GIVEN EXERCISE: Images embedded in the records are excluded; print everything else exactly as given.

PROVIDED DATA:
/---

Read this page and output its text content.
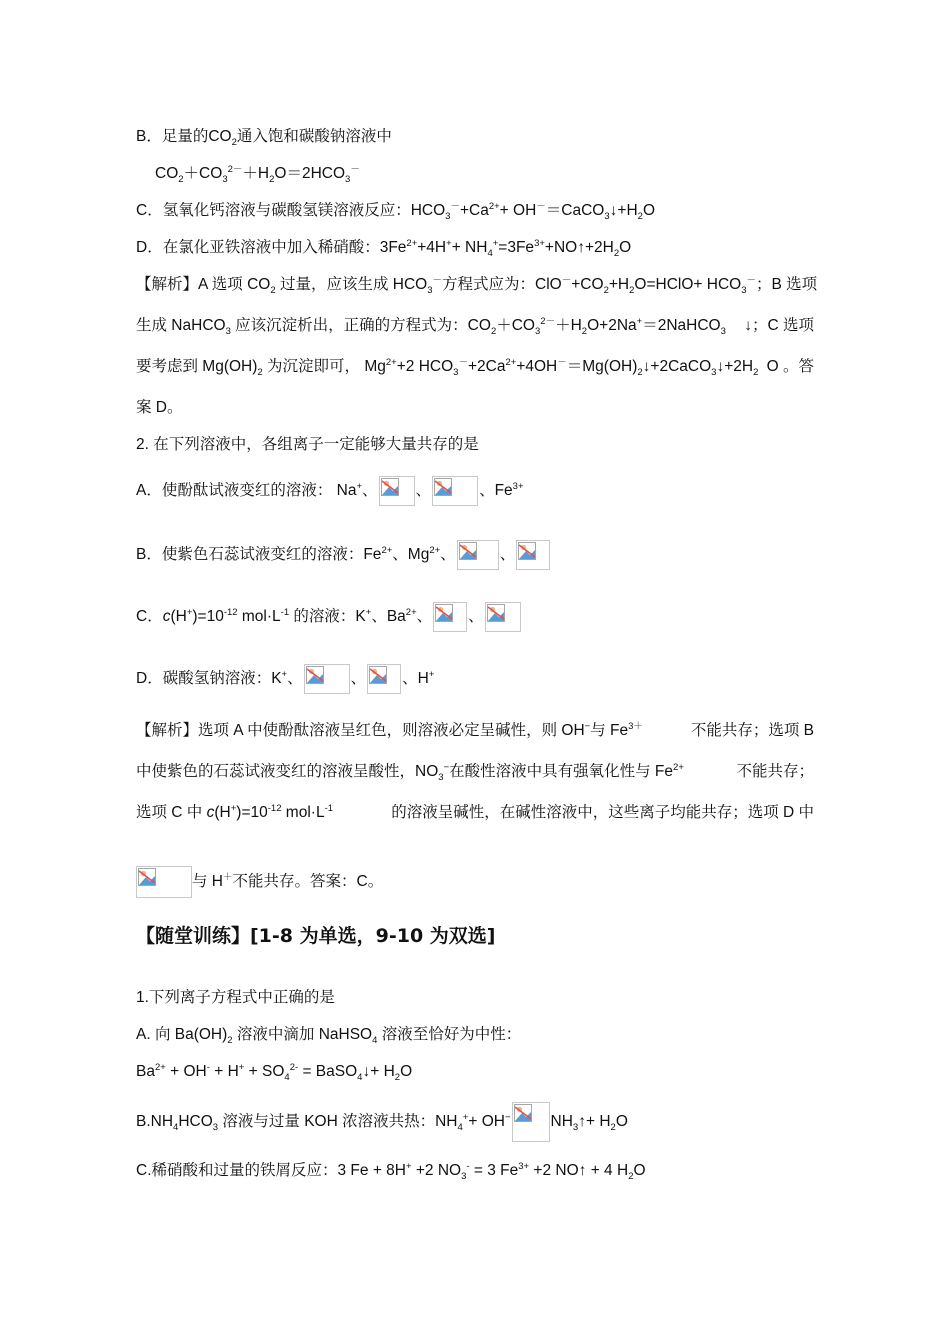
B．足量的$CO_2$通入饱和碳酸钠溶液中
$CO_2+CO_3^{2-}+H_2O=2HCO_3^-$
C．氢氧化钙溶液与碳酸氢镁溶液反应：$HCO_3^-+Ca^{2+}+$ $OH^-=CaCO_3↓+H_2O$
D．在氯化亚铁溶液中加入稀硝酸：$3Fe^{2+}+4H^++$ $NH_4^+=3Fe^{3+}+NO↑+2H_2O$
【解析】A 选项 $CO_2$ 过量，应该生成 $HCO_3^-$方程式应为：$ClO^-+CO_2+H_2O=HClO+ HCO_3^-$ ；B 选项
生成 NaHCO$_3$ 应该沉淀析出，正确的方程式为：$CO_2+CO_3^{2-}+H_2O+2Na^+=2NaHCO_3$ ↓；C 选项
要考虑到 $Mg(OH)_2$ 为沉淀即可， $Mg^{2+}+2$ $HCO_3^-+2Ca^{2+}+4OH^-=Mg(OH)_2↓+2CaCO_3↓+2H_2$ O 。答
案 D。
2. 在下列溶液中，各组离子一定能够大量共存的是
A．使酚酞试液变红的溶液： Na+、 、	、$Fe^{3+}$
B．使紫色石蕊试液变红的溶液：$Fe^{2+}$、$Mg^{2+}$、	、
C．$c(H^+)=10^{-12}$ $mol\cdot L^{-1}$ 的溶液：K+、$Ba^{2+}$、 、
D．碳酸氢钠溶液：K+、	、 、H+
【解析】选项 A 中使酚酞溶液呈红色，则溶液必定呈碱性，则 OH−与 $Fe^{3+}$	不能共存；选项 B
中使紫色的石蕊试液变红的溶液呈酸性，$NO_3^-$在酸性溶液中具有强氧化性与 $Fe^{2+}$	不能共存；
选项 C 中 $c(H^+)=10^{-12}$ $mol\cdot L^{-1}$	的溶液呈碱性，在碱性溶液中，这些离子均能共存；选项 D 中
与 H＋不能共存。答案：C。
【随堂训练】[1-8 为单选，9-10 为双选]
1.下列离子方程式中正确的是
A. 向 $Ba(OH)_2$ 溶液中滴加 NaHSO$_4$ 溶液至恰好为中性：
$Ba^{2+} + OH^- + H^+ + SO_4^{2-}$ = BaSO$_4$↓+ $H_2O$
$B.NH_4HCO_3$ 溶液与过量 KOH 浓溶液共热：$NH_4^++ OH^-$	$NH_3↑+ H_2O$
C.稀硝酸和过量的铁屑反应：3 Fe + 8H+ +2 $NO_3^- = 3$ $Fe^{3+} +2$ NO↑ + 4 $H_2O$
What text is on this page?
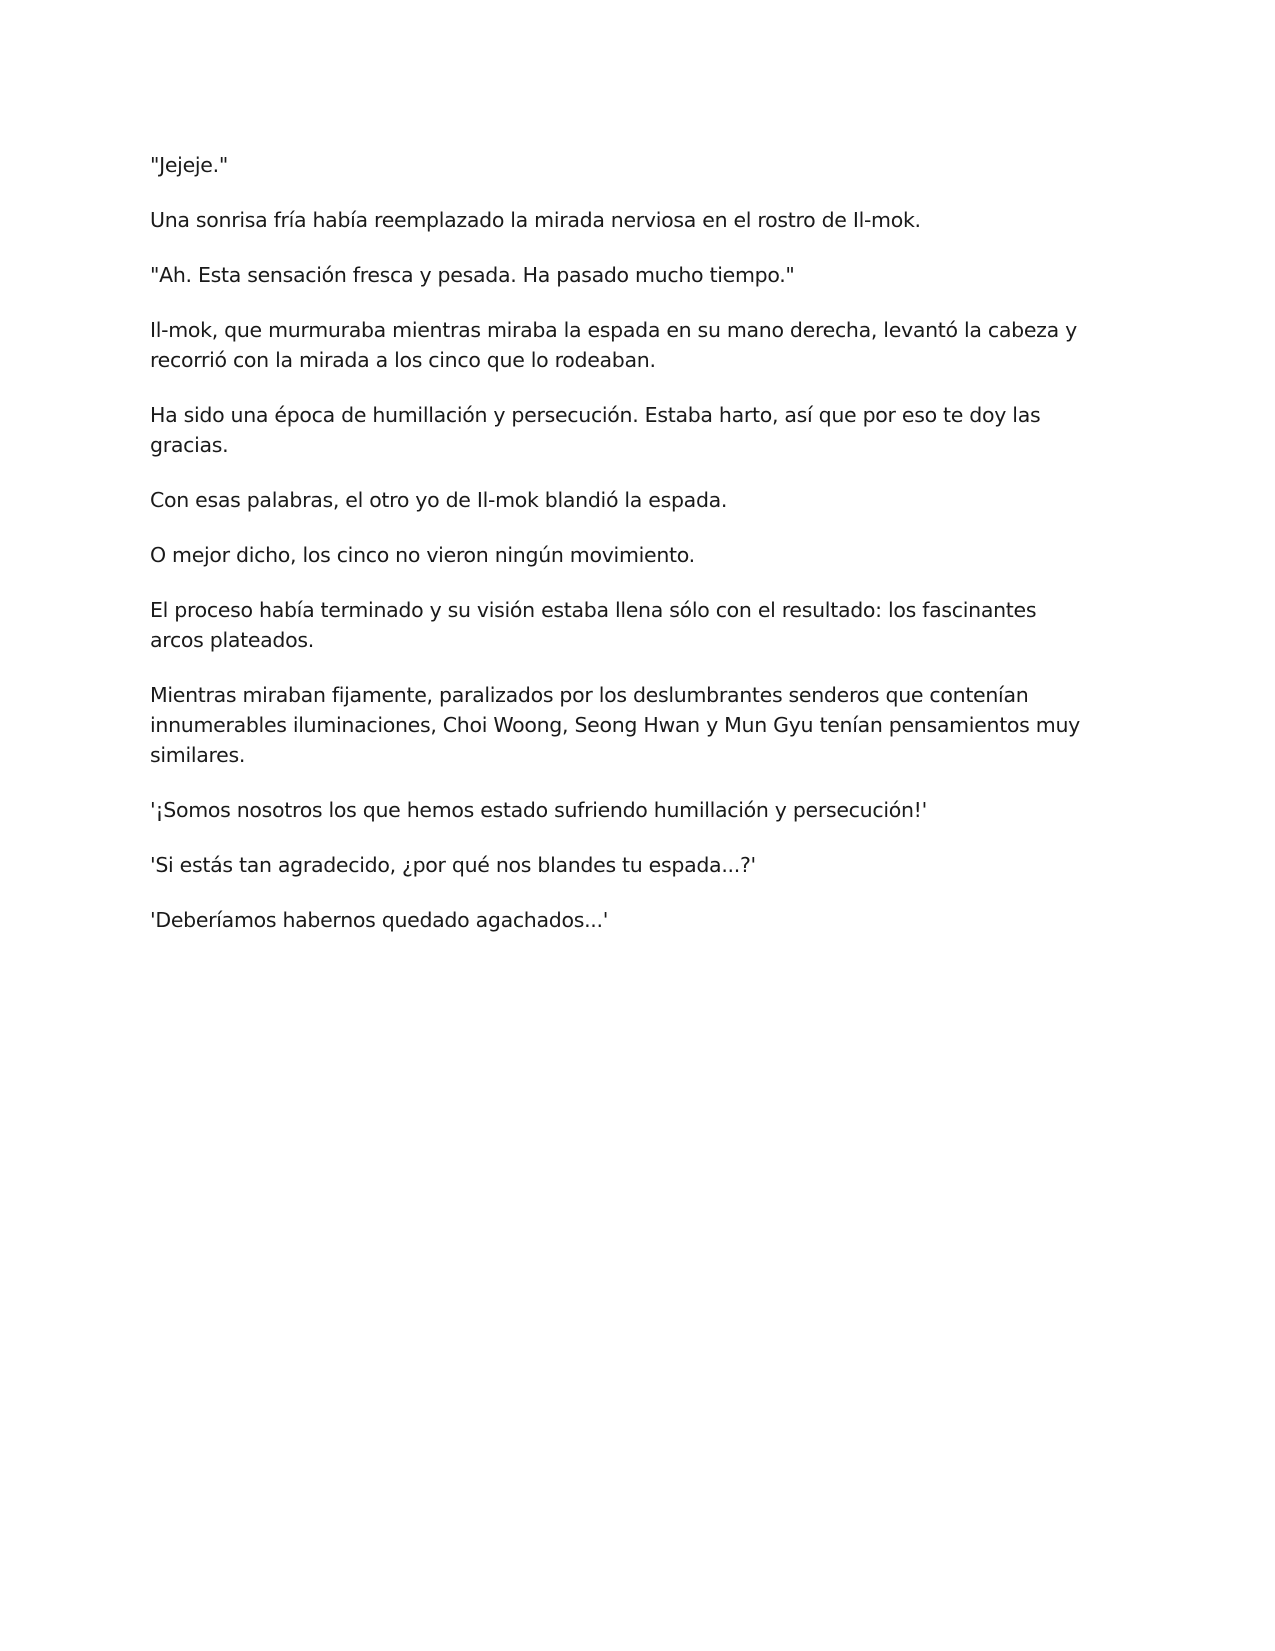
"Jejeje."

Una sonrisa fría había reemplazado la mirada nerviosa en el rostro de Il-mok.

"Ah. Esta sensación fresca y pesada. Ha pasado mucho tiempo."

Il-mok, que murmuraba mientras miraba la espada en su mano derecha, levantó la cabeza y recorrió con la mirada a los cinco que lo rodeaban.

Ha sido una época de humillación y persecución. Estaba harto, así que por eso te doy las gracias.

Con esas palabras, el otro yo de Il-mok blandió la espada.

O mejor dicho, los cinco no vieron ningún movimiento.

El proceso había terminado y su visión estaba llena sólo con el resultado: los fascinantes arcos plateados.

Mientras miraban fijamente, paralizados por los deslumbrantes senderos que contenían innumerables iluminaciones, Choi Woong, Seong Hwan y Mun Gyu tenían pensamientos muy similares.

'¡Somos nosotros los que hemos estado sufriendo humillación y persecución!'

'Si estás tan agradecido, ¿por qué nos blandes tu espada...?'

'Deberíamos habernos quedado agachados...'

\---

TASK RESULT:
Read this page and output its text content.
B．足量的$CO_2$通入饱和碳酸钠溶液中
$CO_2+CO_3^{2-}+H_2O=2HCO_3^-$
C．氢氧化钙溶液与碳酸氢镁溶液反应：$HCO_3^-+Ca^{2+}+$ $OH^-=CaCO_3↓+H_2O$
D．在氯化亚铁溶液中加入稀硝酸：$3Fe^{2+}+4H^++$ $NH_4^+=3Fe^{3+}+NO↑+2H_2O$
【解析】A 选项 $CO_2$ 过量，应该生成 $HCO_3^-$方程式应为：$ClO^-+CO_2+H_2O=HClO+ HCO_3^-$ ；B 选项
生成 NaHCO$_3$ 应该沉淀析出，正确的方程式为：$CO_2+CO_3^{2-}+H_2O+2Na^+=2NaHCO_3$ ↓；C 选项
要考虑到 $Mg(OH)_2$ 为沉淀即可， $Mg^{2+}+2$ $HCO_3^-+2Ca^{2+}+4OH^-=Mg(OH)_2↓+2CaCO_3↓+2H_2$ O 。答
案 D。
2. 在下列溶液中，各组离子一定能够大量共存的是
A．使酚酞试液变红的溶液： Na+、 、	、$Fe^{3+}$
B．使紫色石蕊试液变红的溶液：$Fe^{2+}$、$Mg^{2+}$、	、
C．$c(H^+)=10^{-12}$ $mol\cdot L^{-1}$ 的溶液：K+、$Ba^{2+}$、 、
D．碳酸氢钠溶液：K+、	、 、H+
【解析】选项 A 中使酚酞溶液呈红色，则溶液必定呈碱性，则 OH−与 $Fe^{3+}$	不能共存；选项 B
中使紫色的石蕊试液变红的溶液呈酸性，$NO_3^-$在酸性溶液中具有强氧化性与 $Fe^{2+}$	不能共存；
选项 C 中 $c(H^+)=10^{-12}$ $mol\cdot L^{-1}$	的溶液呈碱性，在碱性溶液中，这些离子均能共存；选项 D 中
与 H＋不能共存。答案：C。
【随堂训练】[1-8 为单选，9-10 为双选]
1.下列离子方程式中正确的是
A. 向 $Ba(OH)_2$ 溶液中滴加 NaHSO$_4$ 溶液至恰好为中性：
$Ba^{2+} + OH^- + H^+ + SO_4^{2-}$ = BaSO$_4$↓+ $H_2O$
$B.NH_4HCO_3$ 溶液与过量 KOH 浓溶液共热：$NH_4^++ OH^-$	$NH_3↑+ H_2O$
C.稀硝酸和过量的铁屑反应：3 Fe + 8H+ +2 $NO_3^- = 3$ $Fe^{3+} +2$ NO↑ + 4 $H_2O$
What text is on this page?
"Jejeje."

Una sonrisa fría había reemplazado la mirada nerviosa en el rostro de Il-mok.

"Ah. Esta sensación fresca y pesada. Ha pasado mucho tiempo."

Il-mok, que murmuraba mientras miraba la espada en su mano derecha, levantó la cabeza y recorrió con la mirada a los cinco que lo rodeaban.

Ha sido una época de humillación y persecución. Estaba harto, así que por eso te doy las gracias.

Con esas palabras, el otro yo de Il-mok blandió la espada.

O mejor dicho, los cinco no vieron ningún movimiento.

El proceso había terminado y su visión estaba llena sólo con el resultado: los fascinantes arcos plateados.

Mientras miraban fijamente, paralizados por los deslumbrantes senderos que contenían innumerables iluminaciones, Choi Woong, Seong Hwan y Mun Gyu tenían pensamientos muy similares.

'¡Somos nosotros los que hemos estado sufriendo humillación y persecución!'

'Si estás tan agradecido, ¿por qué nos blandes tu espada...?'

'Deberíamos habernos quedado agachados...'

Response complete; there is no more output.